Source records ▸
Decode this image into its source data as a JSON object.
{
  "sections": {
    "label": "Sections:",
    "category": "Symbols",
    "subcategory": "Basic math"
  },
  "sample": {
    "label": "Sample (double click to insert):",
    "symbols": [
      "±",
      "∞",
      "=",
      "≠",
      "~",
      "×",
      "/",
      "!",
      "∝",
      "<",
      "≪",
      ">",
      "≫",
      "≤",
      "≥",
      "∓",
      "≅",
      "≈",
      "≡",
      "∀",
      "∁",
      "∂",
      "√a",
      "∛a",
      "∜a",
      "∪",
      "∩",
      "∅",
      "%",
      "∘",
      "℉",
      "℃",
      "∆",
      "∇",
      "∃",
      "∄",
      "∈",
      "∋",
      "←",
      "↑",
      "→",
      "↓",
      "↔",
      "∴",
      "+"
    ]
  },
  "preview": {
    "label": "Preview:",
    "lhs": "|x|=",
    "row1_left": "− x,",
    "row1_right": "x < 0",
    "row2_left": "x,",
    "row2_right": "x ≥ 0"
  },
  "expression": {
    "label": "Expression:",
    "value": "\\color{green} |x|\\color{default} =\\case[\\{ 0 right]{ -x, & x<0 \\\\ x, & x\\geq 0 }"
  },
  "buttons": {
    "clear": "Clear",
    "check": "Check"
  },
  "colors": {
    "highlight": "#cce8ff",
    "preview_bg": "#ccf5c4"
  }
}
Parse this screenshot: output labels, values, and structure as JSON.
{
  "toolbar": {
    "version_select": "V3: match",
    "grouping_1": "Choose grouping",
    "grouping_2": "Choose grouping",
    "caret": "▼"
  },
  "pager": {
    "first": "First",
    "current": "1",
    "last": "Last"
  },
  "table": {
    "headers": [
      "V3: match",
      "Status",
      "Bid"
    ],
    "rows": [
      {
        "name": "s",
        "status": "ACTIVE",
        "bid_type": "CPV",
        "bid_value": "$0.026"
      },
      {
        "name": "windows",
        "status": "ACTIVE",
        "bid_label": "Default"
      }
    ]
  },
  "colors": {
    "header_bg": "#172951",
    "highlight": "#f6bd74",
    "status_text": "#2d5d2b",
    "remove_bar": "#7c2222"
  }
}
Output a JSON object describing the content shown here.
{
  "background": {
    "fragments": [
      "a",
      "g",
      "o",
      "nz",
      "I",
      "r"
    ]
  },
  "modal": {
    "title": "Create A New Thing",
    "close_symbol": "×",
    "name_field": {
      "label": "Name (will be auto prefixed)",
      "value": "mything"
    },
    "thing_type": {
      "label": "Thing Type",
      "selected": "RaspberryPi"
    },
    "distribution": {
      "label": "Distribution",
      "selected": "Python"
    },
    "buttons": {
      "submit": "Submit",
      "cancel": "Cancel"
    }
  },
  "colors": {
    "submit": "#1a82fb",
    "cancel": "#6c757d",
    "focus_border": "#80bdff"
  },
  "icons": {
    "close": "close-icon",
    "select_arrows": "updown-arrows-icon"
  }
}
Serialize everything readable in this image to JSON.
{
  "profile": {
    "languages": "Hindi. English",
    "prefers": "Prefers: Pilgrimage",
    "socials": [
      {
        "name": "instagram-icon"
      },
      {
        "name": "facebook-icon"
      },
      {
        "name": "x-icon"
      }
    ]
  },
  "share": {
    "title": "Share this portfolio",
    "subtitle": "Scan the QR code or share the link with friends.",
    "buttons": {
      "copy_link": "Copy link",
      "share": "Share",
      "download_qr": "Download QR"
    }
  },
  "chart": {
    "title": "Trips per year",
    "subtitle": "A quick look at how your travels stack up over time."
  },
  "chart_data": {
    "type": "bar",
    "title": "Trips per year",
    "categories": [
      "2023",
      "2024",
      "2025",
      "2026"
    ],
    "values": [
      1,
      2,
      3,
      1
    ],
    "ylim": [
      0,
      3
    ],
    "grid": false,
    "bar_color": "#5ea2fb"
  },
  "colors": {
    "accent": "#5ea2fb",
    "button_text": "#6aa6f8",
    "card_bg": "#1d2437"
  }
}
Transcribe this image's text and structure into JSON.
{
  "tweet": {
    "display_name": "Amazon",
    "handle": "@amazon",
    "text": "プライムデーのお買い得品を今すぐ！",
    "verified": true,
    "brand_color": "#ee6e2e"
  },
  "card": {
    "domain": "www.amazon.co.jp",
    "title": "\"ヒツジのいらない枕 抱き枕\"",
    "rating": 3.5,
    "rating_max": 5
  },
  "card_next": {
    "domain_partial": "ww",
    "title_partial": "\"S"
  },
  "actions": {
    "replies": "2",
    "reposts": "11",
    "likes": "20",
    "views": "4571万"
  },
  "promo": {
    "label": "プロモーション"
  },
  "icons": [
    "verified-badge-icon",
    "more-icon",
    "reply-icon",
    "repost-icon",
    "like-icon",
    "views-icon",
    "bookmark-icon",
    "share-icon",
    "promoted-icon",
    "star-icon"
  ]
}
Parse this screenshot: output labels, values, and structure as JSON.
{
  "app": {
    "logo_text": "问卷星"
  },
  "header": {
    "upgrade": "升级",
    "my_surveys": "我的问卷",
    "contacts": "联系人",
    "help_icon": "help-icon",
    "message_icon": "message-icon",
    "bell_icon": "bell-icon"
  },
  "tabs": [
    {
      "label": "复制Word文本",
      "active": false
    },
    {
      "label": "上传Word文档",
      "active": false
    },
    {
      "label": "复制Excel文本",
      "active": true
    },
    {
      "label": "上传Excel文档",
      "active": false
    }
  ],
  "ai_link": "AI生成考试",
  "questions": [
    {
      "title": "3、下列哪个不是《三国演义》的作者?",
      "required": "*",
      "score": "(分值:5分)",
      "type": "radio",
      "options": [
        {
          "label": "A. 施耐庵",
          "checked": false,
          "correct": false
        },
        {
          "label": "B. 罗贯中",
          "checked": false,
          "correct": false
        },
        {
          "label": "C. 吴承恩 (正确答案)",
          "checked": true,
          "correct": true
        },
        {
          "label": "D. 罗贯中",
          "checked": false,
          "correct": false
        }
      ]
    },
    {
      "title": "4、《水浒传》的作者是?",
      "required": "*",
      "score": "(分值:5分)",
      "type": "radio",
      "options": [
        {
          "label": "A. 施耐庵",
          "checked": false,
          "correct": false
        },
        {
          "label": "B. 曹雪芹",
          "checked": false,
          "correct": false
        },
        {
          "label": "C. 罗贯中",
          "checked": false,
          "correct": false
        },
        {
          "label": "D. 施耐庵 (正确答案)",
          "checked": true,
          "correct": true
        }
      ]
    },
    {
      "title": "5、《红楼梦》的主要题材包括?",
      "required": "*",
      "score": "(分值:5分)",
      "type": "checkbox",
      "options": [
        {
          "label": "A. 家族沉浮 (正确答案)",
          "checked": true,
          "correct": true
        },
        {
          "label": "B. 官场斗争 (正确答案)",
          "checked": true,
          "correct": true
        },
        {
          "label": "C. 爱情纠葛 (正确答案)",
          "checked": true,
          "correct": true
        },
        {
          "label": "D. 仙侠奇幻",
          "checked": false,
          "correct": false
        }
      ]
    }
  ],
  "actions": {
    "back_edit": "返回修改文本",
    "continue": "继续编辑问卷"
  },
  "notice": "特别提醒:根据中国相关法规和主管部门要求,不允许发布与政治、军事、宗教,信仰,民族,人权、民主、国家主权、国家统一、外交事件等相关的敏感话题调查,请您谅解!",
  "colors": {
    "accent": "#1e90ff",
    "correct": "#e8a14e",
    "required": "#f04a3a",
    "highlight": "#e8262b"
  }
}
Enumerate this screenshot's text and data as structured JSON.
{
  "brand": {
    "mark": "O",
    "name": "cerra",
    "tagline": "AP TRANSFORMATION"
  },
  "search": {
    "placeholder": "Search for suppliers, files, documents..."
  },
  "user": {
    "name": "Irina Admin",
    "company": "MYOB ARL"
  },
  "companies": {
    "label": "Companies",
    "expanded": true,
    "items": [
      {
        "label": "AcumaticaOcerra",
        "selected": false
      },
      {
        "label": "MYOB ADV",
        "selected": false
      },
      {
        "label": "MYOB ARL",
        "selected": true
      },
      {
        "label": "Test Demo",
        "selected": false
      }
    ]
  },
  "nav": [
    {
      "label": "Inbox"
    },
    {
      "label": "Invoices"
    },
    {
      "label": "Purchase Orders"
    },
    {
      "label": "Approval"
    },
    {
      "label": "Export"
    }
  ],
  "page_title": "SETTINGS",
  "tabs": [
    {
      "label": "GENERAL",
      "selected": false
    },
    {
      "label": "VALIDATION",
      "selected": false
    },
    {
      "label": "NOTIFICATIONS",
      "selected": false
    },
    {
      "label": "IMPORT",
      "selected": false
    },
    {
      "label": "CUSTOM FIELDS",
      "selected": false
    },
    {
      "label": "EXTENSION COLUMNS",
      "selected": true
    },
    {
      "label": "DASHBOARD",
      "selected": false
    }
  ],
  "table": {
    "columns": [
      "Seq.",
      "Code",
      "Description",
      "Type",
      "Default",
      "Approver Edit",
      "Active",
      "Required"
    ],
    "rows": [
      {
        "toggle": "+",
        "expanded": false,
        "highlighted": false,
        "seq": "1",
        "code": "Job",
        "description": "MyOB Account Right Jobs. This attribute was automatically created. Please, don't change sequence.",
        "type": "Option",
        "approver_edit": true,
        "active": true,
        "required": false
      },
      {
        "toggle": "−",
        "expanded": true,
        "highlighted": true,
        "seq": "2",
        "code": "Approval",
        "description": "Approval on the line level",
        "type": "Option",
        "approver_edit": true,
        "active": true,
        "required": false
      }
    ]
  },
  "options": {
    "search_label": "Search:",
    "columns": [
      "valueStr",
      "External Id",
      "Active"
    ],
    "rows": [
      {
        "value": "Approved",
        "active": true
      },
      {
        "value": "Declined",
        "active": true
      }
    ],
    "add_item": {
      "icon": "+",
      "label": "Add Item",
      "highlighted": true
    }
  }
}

Short problem ▸ In the entries above, identify every line with the string "expanded".

Correct response ▸
    "expanded": true,
        "expanded": false,
        "expanded": true,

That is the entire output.